Give the number of lines that contain the string "JSON", please, and nothing else.

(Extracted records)
+++++
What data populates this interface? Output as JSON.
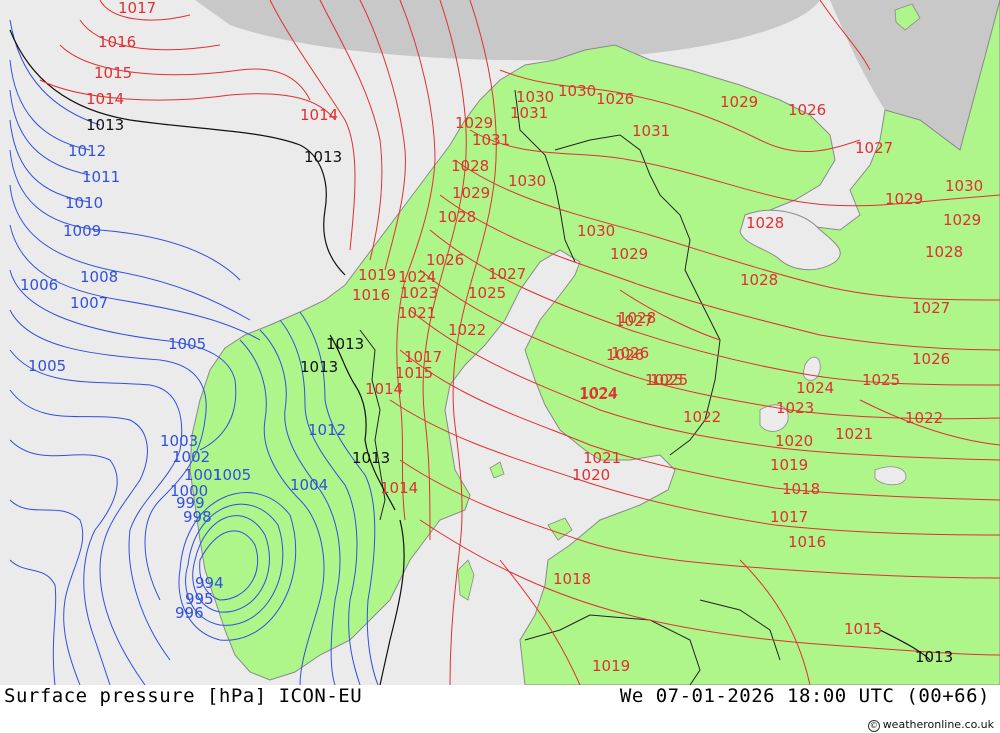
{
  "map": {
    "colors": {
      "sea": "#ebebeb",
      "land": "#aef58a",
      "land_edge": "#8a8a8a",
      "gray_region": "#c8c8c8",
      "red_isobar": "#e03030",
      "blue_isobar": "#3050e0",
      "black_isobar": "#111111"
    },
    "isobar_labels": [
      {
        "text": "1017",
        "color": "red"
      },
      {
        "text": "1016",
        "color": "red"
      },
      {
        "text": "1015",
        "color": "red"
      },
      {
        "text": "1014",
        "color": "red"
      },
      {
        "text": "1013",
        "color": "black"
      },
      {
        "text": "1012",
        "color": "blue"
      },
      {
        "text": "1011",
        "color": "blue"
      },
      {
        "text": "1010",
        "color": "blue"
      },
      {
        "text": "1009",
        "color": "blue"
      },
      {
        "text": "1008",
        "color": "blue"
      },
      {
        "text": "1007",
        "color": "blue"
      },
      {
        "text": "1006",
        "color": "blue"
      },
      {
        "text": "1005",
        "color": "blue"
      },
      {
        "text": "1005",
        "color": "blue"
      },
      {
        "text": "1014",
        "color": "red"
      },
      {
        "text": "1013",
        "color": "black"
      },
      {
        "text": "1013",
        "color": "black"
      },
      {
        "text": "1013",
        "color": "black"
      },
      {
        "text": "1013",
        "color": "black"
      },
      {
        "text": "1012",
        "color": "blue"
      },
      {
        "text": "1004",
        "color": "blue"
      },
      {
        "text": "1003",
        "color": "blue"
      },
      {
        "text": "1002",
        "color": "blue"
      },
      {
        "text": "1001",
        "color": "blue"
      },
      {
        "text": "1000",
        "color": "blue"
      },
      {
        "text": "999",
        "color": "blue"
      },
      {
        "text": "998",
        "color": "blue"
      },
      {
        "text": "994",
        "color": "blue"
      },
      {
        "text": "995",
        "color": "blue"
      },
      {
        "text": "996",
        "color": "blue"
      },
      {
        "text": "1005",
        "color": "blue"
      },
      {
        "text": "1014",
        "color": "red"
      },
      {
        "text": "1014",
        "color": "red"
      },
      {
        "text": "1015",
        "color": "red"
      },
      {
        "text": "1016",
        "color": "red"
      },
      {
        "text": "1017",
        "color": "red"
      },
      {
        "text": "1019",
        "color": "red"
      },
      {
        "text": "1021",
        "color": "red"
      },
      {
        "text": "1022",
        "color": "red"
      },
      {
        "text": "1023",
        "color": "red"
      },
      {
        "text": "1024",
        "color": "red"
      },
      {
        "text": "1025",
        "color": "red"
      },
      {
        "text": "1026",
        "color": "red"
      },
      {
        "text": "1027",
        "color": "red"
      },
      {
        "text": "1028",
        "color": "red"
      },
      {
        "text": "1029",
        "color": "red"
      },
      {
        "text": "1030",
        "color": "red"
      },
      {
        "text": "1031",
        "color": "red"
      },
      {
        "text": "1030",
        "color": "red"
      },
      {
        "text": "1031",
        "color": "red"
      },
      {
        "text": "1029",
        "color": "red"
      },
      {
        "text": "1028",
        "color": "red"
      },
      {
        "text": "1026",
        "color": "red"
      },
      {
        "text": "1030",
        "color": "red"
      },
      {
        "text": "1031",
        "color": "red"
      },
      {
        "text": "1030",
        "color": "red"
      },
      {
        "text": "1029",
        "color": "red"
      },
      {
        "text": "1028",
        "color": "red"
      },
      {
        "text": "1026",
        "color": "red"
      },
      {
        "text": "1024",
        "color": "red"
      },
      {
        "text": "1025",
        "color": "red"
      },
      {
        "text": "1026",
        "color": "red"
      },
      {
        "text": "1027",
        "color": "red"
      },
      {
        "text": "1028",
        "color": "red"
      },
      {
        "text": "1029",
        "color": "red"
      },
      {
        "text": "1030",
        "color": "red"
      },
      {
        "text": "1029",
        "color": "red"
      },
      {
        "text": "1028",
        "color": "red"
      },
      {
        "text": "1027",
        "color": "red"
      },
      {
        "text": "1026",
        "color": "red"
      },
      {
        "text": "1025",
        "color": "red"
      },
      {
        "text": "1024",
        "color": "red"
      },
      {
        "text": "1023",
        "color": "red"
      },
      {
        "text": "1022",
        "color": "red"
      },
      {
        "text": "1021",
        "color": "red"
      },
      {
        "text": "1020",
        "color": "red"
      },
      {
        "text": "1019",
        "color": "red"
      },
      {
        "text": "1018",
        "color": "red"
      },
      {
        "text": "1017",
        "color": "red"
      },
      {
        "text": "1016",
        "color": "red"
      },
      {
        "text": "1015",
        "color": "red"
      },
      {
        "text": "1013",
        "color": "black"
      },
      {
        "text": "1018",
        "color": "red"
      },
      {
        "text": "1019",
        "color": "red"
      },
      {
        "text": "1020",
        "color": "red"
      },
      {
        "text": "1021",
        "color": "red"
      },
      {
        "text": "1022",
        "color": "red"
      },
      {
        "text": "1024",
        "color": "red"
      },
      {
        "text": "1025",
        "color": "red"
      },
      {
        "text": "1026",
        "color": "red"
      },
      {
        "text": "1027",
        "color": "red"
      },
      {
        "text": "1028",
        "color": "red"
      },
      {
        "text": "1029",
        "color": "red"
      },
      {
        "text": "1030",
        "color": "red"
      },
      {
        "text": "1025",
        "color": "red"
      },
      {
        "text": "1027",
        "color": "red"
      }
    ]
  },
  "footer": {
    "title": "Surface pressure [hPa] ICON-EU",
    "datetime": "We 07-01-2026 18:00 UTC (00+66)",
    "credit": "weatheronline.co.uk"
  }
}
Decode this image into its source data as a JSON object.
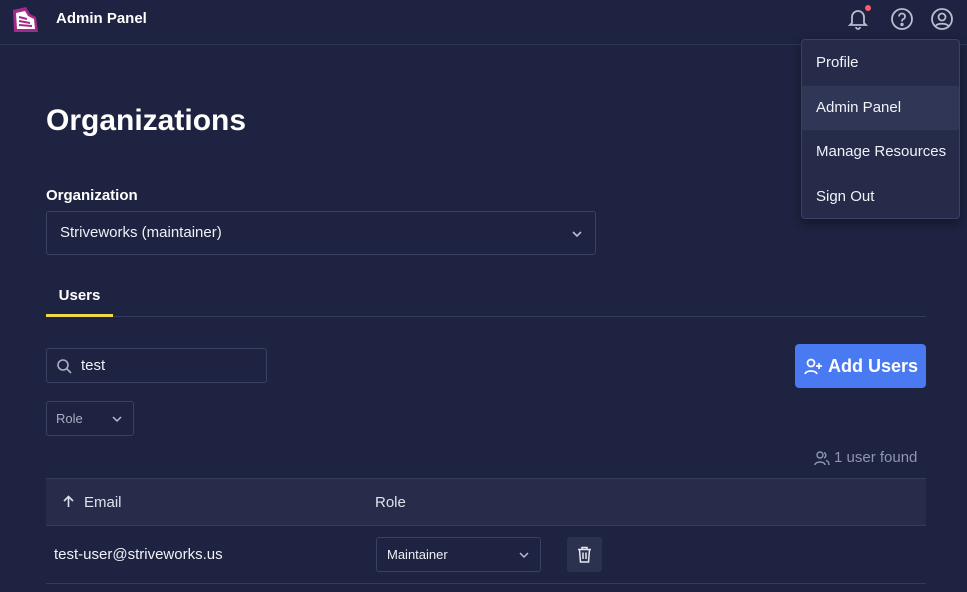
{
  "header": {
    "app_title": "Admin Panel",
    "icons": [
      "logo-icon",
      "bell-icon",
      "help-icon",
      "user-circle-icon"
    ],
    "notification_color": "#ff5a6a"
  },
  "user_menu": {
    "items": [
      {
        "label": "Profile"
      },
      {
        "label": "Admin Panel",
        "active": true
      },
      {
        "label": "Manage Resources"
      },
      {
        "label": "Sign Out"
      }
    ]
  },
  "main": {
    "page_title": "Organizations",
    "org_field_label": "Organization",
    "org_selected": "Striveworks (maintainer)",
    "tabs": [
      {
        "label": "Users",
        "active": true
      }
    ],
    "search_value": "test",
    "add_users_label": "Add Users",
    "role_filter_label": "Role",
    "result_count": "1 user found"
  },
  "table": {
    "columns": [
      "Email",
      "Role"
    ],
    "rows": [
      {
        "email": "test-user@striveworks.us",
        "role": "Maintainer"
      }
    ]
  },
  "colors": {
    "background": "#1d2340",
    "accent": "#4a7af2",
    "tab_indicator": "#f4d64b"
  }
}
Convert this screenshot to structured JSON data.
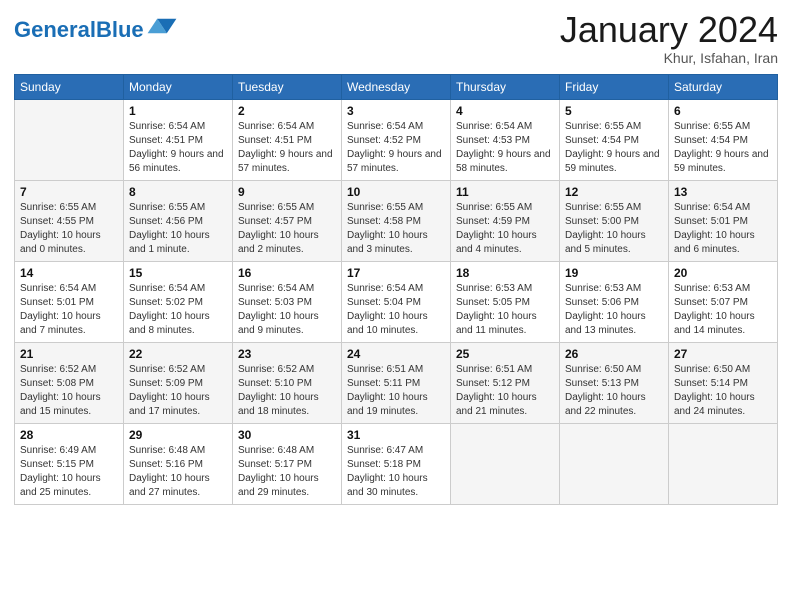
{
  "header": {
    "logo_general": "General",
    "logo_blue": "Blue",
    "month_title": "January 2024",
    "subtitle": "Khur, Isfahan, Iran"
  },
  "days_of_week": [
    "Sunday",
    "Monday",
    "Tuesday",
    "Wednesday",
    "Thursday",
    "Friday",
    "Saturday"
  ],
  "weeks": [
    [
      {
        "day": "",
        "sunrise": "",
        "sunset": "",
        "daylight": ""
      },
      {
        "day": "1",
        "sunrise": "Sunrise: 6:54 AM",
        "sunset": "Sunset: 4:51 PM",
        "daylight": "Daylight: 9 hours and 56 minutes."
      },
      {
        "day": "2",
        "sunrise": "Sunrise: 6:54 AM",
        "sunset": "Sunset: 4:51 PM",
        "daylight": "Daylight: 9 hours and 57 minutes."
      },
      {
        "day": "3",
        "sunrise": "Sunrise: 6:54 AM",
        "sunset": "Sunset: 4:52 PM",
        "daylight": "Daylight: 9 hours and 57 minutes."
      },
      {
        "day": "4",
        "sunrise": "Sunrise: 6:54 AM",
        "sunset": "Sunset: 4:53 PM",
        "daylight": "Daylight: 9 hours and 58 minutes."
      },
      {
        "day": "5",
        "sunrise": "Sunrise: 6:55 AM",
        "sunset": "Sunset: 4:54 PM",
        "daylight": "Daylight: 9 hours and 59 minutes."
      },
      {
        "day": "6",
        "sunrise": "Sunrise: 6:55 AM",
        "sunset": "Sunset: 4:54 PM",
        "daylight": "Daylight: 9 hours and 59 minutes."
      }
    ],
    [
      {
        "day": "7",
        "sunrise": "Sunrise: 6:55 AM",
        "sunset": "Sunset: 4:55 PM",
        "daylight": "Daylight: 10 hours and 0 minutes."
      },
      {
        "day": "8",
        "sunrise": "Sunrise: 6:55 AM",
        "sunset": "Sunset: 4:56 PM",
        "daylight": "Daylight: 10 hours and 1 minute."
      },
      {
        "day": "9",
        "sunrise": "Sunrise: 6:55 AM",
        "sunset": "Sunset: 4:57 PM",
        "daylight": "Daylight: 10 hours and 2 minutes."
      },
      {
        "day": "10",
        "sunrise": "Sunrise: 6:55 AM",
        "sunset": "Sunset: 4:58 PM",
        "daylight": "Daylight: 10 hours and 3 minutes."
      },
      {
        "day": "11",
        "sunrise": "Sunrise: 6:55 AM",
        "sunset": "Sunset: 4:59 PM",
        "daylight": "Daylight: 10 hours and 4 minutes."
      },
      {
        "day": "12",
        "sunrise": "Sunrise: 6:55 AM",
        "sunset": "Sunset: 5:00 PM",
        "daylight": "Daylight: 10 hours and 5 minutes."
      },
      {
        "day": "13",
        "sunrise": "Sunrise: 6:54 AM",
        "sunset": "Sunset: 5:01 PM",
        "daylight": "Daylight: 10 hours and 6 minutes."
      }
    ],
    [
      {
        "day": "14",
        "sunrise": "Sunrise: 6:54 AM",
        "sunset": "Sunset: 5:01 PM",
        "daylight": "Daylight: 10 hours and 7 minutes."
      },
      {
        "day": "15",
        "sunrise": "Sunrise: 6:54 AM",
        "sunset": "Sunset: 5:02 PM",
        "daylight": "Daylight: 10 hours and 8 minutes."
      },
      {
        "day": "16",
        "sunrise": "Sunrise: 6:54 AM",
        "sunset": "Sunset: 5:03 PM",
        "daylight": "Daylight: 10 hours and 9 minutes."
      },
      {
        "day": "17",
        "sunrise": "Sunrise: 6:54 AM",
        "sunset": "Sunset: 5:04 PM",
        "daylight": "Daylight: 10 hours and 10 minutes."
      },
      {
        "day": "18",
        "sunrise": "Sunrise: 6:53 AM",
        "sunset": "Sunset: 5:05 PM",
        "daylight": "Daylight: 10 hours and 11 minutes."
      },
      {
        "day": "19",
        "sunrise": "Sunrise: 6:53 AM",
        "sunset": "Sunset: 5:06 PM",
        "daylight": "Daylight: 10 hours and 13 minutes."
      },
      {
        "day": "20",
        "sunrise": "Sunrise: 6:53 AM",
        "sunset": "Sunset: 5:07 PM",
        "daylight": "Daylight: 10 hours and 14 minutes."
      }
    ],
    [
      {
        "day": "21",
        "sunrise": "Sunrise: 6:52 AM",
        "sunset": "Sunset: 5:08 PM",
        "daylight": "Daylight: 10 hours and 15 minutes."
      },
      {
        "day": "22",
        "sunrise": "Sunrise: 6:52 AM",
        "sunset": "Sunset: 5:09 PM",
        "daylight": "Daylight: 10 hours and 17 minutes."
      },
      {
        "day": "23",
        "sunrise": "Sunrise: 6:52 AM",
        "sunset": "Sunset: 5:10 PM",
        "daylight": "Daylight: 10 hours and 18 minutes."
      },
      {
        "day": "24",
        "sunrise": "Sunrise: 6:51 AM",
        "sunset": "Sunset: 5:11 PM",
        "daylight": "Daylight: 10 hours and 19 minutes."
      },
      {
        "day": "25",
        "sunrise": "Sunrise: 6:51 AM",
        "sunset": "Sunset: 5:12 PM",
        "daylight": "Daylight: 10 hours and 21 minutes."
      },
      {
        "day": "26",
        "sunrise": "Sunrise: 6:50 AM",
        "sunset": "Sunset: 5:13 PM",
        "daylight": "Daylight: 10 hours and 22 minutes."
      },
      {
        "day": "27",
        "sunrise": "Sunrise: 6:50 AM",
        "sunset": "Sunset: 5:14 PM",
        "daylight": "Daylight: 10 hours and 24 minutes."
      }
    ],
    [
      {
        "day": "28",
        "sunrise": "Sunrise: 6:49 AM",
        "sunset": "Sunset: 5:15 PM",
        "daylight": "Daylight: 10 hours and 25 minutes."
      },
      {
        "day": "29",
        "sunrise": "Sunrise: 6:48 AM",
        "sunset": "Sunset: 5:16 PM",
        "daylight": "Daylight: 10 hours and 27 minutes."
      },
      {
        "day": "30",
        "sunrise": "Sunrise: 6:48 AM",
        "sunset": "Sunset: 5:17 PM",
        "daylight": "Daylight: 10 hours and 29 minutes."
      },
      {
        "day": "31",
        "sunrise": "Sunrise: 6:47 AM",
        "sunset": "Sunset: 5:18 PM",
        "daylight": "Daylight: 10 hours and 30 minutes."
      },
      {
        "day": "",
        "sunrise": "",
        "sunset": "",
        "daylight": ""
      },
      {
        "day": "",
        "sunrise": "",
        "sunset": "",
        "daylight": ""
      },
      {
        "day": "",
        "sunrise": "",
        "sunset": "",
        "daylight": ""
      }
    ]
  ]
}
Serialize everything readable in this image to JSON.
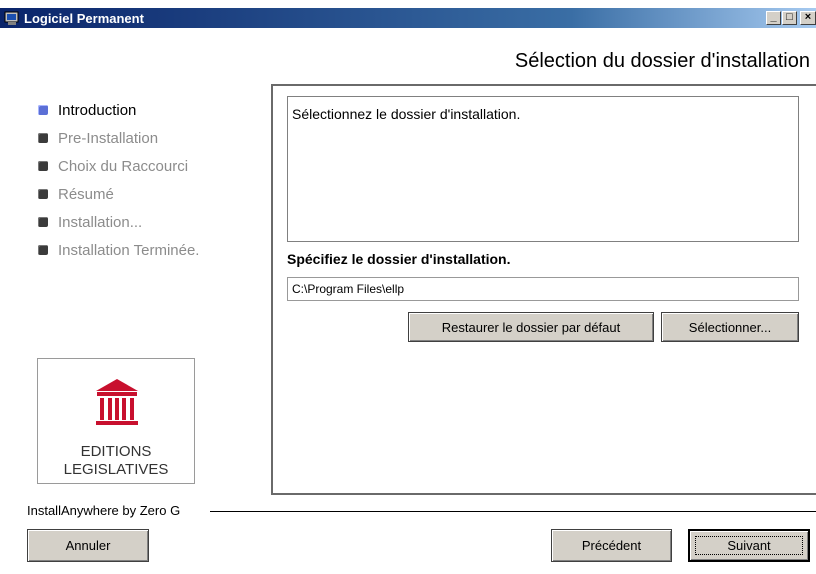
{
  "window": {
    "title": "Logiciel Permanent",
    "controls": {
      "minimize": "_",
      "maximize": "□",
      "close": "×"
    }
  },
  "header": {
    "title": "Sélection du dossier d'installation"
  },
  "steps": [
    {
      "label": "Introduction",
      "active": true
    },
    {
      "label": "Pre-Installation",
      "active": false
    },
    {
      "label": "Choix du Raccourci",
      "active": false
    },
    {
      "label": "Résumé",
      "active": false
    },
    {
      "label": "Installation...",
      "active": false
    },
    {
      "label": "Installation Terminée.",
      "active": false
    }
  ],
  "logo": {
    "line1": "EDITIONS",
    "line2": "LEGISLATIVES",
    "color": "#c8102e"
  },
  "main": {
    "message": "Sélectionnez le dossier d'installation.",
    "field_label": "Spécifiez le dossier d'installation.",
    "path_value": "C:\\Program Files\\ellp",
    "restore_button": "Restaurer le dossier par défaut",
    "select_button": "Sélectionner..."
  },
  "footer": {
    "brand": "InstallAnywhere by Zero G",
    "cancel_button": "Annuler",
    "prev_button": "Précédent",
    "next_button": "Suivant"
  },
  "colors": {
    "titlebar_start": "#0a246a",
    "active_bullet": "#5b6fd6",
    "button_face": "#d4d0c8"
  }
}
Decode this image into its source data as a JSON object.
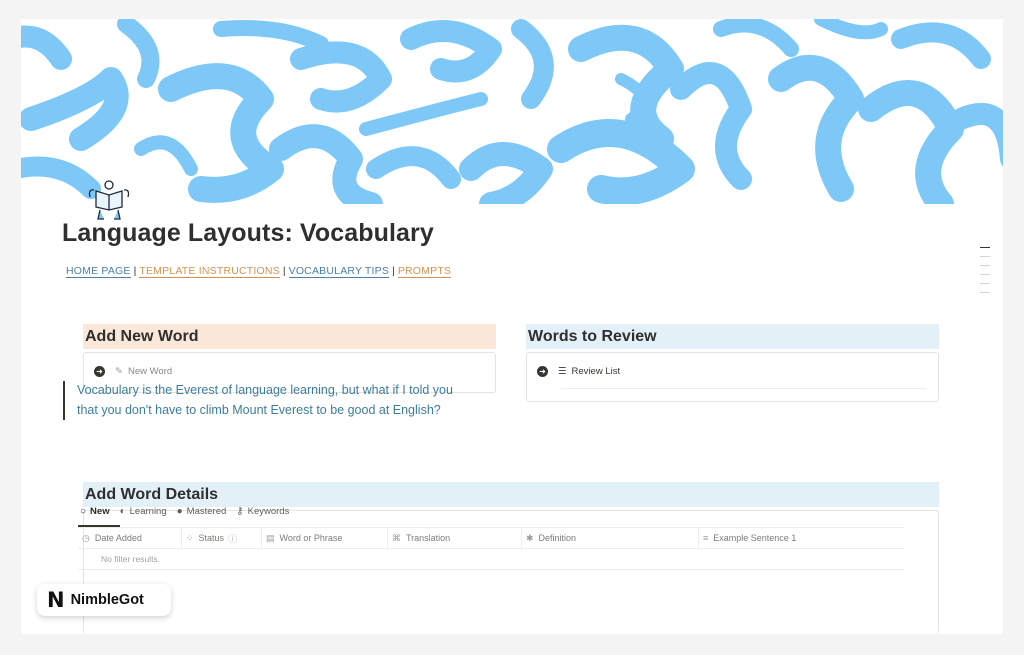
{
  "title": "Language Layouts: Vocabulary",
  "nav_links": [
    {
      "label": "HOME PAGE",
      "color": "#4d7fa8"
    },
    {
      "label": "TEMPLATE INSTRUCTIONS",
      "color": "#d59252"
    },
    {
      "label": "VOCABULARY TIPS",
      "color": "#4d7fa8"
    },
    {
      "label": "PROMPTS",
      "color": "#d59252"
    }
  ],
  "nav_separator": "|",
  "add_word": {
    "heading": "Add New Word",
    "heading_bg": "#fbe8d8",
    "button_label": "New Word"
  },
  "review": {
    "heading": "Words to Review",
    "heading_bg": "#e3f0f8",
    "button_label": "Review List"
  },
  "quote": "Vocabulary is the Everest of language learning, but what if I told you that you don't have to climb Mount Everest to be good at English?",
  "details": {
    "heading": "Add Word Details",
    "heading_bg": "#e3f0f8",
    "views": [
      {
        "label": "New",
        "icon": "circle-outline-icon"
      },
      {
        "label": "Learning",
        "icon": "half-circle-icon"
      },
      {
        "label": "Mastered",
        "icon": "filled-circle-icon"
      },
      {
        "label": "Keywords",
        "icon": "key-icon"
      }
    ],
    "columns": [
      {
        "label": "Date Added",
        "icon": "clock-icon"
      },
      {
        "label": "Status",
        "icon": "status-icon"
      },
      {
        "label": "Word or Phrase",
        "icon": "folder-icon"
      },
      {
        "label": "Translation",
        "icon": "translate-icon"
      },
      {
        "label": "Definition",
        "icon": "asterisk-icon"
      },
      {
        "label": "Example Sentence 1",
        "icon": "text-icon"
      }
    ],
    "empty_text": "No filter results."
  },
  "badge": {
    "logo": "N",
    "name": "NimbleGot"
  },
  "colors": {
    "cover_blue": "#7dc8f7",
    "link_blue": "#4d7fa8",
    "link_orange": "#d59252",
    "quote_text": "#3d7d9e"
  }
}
+++++
**OUTPUT BELOW**
5